THE REQUEST: Select the lines of the records containing the word "competence" and list them.

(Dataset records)
#####

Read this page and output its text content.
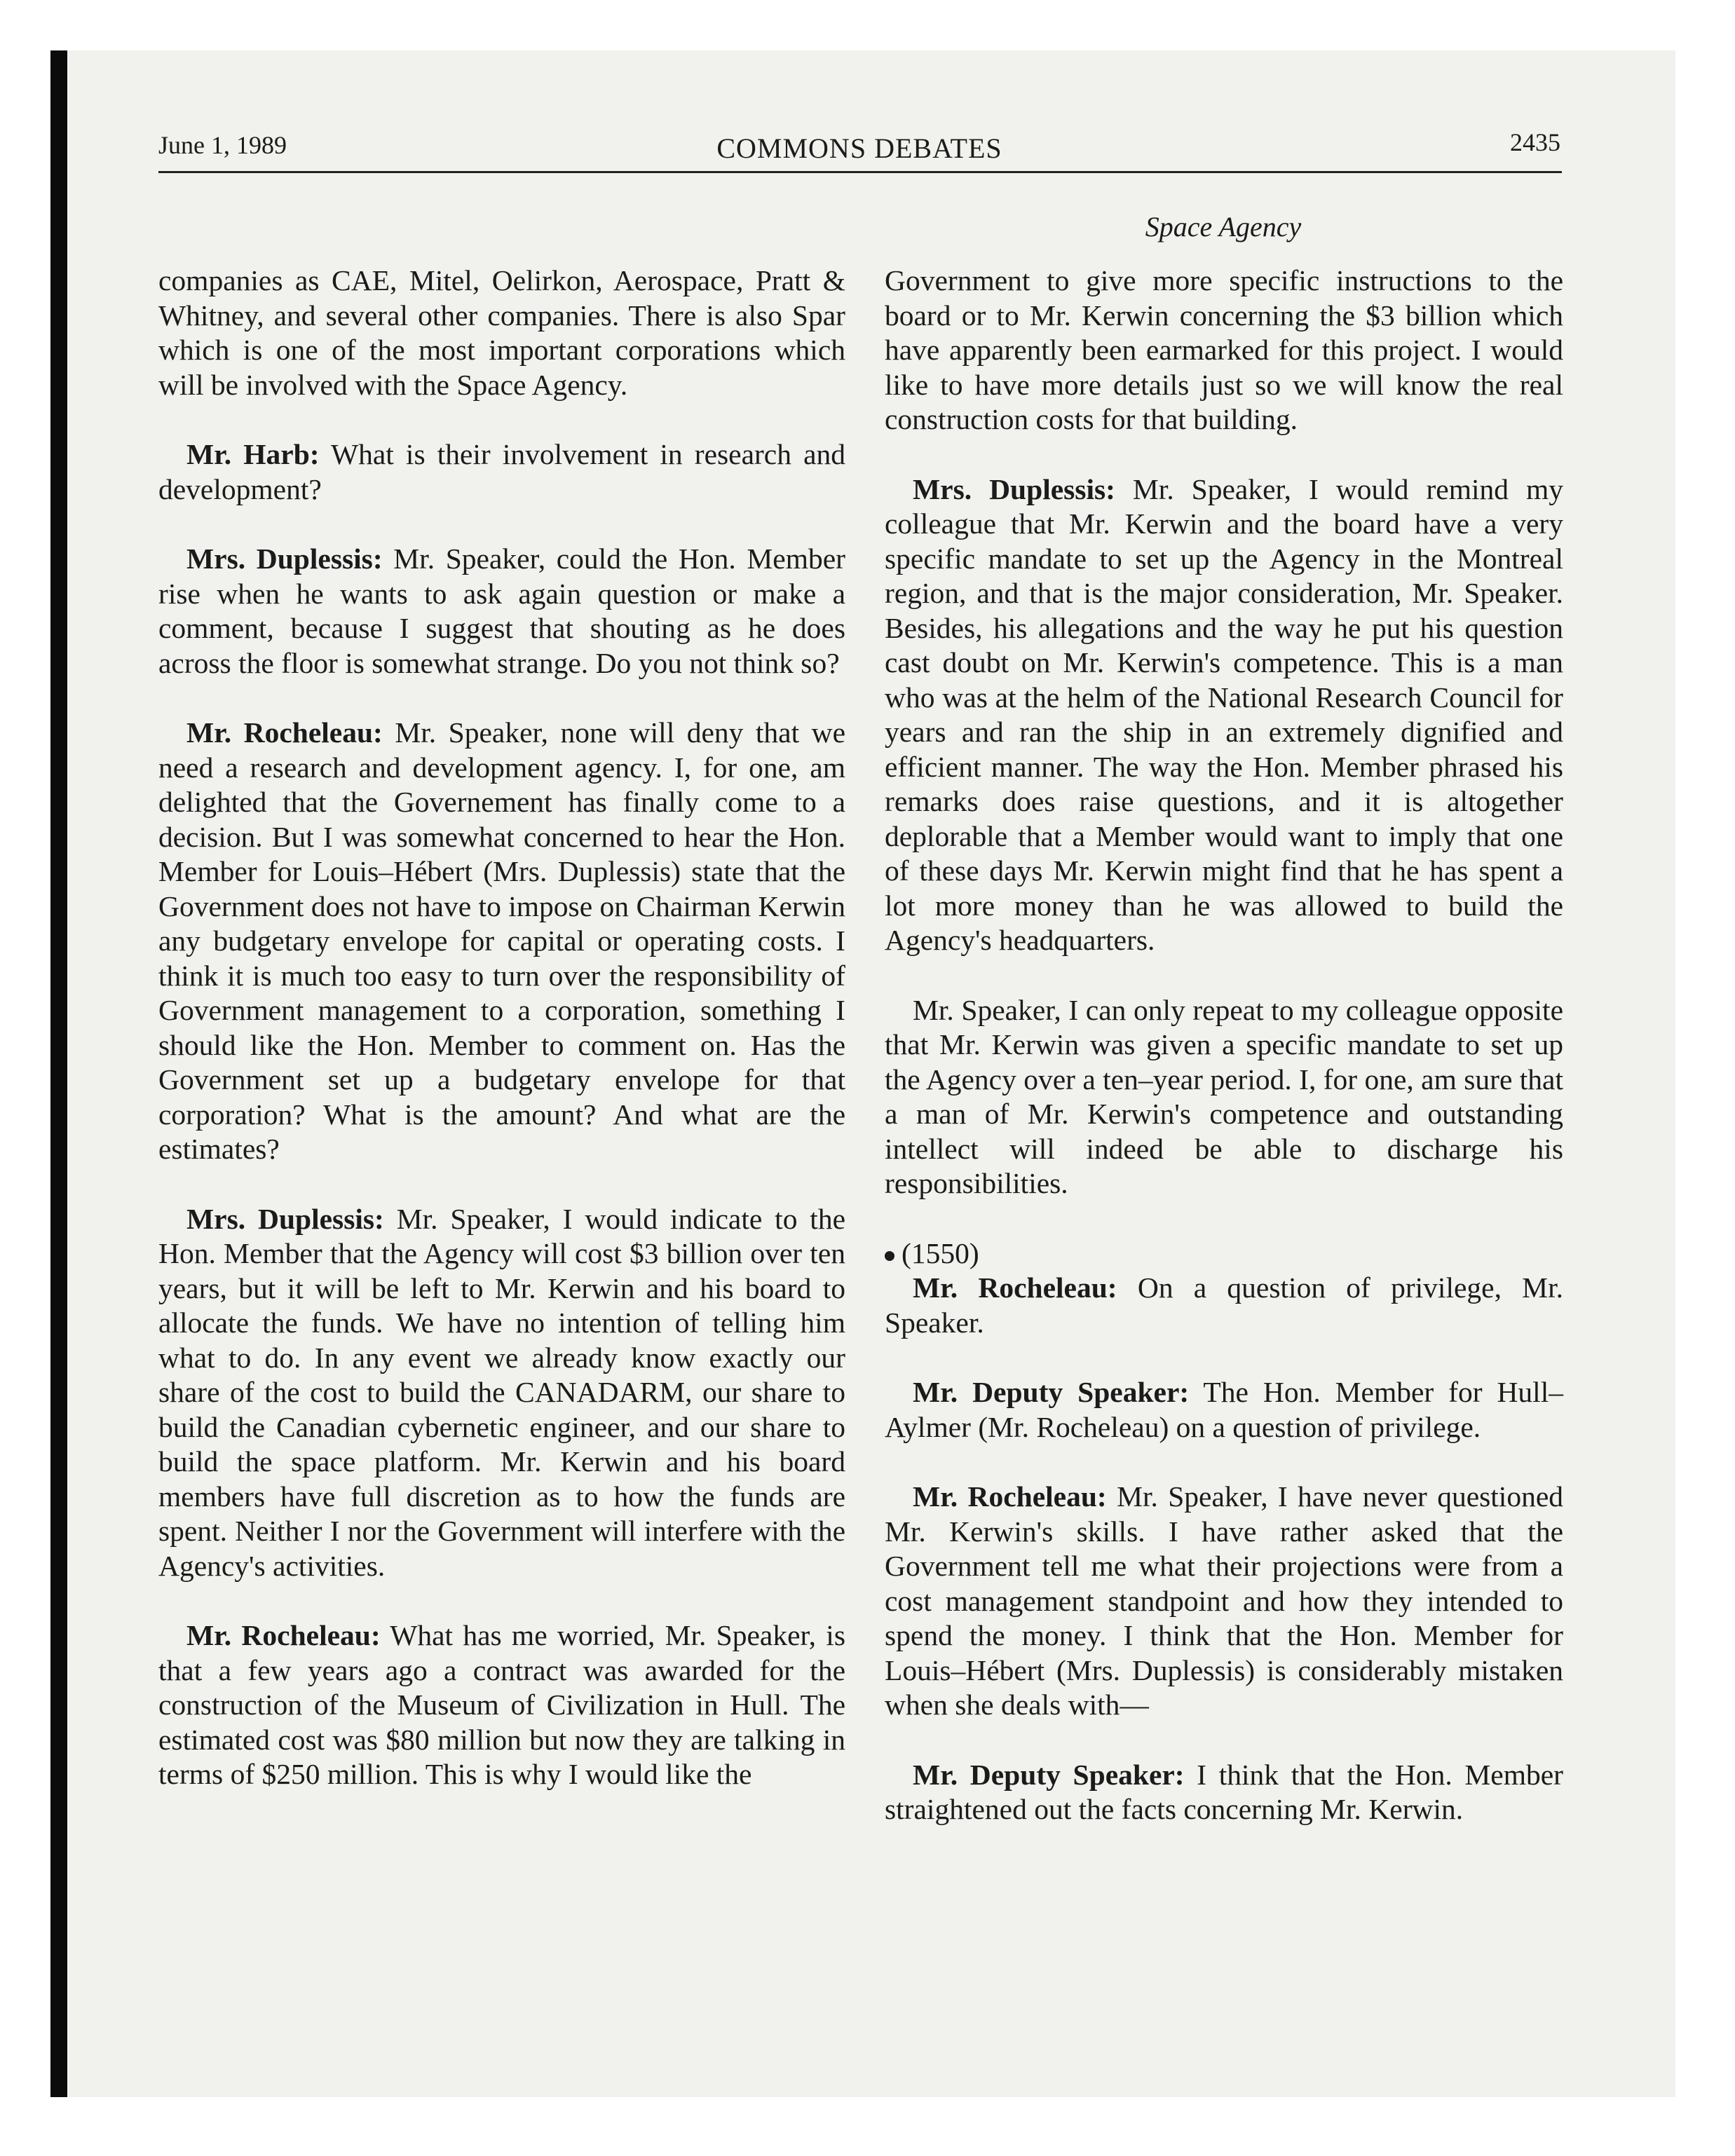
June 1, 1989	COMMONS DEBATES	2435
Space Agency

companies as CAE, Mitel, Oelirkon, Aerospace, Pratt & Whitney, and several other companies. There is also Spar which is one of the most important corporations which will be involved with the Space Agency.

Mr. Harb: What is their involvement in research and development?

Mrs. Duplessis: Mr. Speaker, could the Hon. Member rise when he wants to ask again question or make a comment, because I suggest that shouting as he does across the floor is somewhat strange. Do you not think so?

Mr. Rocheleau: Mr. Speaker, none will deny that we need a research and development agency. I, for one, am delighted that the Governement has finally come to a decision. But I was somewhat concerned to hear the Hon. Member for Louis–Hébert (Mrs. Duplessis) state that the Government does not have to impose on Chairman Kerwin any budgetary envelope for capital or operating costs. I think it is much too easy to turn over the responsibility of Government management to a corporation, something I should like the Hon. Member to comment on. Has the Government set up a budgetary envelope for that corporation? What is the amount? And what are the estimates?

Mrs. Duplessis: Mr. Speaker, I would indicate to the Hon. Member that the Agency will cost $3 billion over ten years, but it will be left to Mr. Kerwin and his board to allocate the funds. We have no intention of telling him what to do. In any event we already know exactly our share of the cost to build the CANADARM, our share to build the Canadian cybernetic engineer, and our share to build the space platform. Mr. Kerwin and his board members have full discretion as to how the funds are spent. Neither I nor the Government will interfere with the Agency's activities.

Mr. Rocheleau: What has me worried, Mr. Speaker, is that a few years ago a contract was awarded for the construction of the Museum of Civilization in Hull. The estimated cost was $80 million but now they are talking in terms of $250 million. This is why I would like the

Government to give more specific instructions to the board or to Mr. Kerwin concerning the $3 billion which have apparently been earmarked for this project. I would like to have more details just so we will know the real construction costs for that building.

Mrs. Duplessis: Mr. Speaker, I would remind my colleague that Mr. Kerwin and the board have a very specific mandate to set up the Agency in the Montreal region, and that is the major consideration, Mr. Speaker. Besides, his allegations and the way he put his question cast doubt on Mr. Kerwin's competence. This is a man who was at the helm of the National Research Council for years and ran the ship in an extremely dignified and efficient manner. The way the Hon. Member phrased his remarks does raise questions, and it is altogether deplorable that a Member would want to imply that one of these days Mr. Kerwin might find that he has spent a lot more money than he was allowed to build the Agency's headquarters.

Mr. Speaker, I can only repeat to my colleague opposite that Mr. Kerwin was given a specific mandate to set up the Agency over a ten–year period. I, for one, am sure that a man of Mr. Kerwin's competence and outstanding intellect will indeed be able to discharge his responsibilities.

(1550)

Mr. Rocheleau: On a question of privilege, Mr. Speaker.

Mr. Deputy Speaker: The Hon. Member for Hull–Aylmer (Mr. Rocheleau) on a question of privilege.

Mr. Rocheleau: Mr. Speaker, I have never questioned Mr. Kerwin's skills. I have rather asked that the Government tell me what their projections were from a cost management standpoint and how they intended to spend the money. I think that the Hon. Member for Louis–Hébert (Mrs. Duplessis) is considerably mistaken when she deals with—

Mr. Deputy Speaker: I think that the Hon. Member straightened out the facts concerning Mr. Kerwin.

#####

WRITTEN ANSWER:
Mrs. Duplessis: Mr. Speaker, I would remind my colleague that Mr. Kerwin and the board have a very specific mandate to set up the Agency in the Montreal region, and that is the major consideration, Mr. Speaker. Besides, his allegations and the way he put his question cast doubt on Mr. Kerwin's competence. This is a man who was at the helm of the National Research Council for years and ran the ship in an extremely dignified and efficient manner. The way the Hon. Member phrased his remarks does raise questions, and it is altogether deplorable that a Member would want to imply that one of these days Mr. Kerwin might find that he has spent a lot more money than he was allowed to build the Agency's headquarters.
Mr. Speaker, I can only repeat to my colleague opposite that Mr. Kerwin was given a specific mandate to set up the Agency over a ten–year period. I, for one, am sure that a man of Mr. Kerwin's competence and outstanding intellect will indeed be able to discharge his responsibilities.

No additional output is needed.